Passage for review:
--- START ---
            The other meaning of primitive is the historically primitive.  This is mostly a social and technological meaning.  It says that clans and tribal societies without our technology, poor things, have myth, but advanced people, like us, have science, and it is much better to have science.  From this view, myth is a kind of early and poor man’s science: true, but not for the reasons given.  That such comparison is made is based on dubious historical connections, mostly having to do with vulgar applications of the evolutionary principle, that whatever came before must be simpler and less developed: ergo, myth came before science it must be simpler and more childish, something the mature mind detaches itself from, like the first stage of a rocket.  Within a certain tradition of thought and experience that may be so, but myth and science are not in the same tradition of thought.  Myth is/was an imaginative art and the arts do not improve in the sort of linear fashion that science does.  The arts revolve back in a ricorso movement to the same essential questions and answer them anew.  Science does not grow out of myth anymore than humans grow from monkeys.
--- END ---
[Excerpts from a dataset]
--- START ---
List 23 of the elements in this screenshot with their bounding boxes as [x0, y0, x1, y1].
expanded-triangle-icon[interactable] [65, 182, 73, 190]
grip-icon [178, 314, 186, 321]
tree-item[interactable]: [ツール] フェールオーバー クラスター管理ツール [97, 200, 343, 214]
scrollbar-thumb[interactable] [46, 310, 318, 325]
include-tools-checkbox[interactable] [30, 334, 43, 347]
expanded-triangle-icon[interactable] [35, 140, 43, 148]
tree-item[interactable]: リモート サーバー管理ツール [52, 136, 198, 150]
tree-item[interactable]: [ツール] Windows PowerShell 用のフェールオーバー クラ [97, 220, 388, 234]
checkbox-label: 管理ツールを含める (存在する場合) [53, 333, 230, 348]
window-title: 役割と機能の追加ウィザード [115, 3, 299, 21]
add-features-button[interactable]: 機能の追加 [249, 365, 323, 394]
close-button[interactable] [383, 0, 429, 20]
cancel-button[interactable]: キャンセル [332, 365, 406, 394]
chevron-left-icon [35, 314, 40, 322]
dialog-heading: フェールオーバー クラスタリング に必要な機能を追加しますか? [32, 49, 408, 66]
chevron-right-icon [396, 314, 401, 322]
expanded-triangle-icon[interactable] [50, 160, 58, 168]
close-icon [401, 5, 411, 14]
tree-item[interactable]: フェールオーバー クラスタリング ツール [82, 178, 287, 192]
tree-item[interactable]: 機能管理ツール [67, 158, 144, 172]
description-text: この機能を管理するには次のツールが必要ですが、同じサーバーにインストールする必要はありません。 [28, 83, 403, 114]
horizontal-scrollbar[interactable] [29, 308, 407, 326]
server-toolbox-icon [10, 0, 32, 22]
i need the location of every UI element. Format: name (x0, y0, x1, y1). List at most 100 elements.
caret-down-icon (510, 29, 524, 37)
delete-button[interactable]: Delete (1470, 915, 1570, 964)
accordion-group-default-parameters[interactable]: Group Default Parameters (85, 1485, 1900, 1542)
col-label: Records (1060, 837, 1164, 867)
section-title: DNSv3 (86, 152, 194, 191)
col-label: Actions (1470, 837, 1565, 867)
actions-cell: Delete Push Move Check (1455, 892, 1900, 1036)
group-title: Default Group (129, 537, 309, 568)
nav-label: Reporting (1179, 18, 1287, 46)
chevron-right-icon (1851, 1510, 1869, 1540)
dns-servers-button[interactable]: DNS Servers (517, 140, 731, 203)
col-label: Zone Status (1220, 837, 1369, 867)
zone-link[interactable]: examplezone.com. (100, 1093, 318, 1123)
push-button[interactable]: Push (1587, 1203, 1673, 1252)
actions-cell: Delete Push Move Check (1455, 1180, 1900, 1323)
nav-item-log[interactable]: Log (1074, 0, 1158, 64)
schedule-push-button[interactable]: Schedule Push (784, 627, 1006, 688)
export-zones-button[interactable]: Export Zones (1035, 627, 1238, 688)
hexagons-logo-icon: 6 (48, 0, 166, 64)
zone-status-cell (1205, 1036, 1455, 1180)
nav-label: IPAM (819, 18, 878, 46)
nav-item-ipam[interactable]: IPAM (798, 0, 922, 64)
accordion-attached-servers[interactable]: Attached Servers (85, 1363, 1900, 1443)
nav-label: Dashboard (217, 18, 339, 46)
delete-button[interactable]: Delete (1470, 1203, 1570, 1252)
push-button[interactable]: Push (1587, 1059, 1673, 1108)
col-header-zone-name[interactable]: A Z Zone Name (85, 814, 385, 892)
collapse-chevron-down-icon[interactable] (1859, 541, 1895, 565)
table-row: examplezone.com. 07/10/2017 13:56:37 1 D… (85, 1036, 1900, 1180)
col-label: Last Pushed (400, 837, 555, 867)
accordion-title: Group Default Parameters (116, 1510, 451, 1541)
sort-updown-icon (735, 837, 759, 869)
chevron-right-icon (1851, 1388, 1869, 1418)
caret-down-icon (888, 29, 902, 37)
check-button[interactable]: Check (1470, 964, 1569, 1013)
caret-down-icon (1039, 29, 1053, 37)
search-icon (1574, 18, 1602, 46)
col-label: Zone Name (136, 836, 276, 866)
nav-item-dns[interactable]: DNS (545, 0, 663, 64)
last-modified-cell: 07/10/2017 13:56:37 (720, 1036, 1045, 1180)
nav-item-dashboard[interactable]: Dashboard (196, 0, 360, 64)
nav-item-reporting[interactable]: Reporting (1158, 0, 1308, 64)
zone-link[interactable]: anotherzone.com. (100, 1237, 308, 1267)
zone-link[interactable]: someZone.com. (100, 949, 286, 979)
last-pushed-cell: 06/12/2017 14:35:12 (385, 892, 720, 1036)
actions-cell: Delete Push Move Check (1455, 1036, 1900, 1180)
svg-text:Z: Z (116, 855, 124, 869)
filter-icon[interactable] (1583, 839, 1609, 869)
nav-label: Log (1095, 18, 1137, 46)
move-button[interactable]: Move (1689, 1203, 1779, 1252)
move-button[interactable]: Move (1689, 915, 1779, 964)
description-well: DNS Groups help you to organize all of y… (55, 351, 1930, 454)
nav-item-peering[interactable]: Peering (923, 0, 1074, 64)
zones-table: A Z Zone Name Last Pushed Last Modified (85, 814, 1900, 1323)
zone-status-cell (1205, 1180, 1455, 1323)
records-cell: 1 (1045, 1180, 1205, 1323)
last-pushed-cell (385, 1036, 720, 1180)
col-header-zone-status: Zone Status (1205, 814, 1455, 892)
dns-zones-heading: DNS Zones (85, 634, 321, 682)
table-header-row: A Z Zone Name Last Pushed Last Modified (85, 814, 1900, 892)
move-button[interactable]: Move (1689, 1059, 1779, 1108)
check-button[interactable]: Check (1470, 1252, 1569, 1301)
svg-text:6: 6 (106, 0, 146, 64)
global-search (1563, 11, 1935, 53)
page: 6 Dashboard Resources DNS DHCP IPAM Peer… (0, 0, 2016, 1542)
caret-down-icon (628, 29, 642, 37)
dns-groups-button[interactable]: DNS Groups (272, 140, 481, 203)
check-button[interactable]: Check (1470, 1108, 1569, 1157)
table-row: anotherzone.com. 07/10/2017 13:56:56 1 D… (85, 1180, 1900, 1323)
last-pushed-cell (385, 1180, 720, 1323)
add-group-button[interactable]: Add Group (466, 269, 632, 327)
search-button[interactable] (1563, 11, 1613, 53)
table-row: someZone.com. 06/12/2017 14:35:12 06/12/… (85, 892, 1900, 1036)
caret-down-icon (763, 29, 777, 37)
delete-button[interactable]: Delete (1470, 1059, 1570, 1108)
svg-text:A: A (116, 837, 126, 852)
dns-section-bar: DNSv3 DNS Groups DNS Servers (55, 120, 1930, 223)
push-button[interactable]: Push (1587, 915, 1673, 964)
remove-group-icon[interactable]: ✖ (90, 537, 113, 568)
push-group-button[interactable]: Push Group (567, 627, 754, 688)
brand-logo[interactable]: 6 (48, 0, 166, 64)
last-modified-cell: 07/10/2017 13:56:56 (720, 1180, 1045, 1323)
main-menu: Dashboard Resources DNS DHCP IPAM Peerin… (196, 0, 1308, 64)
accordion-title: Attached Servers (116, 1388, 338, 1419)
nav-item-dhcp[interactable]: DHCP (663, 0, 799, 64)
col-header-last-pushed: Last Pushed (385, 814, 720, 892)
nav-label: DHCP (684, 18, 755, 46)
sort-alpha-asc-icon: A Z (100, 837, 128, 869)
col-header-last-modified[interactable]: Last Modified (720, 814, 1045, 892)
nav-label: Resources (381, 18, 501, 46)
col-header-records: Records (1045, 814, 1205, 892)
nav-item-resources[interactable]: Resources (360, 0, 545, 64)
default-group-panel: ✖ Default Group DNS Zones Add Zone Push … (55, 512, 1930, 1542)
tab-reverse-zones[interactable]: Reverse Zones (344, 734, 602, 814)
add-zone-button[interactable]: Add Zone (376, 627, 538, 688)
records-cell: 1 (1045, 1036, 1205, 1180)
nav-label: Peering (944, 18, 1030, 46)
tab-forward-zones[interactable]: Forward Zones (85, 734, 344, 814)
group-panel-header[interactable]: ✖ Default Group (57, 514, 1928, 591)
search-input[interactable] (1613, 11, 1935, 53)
--- END ---
Tasks to carry out:
[a] According to the text on myth and science, how do the arts differ from science in the way they develop?
[b] Resume the text on myth and science after its last sentence.

Results for the exercise:
[a] The arts don't improve in a linear way as science does; they circle back to the same essential questions and answer them anew.

[b]
            Myth and science are complementary means of understanding.  I mean that though myth and science talk about the same thing, reality, they bring it forth in complementary ways: one imaginatively, the other conceptually.  Each has its own logic: each is empirical.  There is no doubt that conceptual is a later psychological development than is imagination, both in the child and in history, and science is a later development than myth.  But, because they are complementary mental powers, both are necessary.  Thus if one develops at the expense or exclusion of the other, at the moment of its peak development it flips into the other in order to compensate for an unbalance that results in neurosis, if an individual, and cultural sterility if a civilization.  We saw this happen when a scientific sword of material facts cut through that dense thicket of imaginative—by this time it was more imaginary--correspondences that had grown around the European mind to choke the understanding.  But from the perspective of complementary innate powers and not their successive appearance on the stage of history, if myth leads to science, then science leads to myth.  This is not a one-way linear evolution, but a comprehensive rebalancing in a higher cross-fertilizing relation.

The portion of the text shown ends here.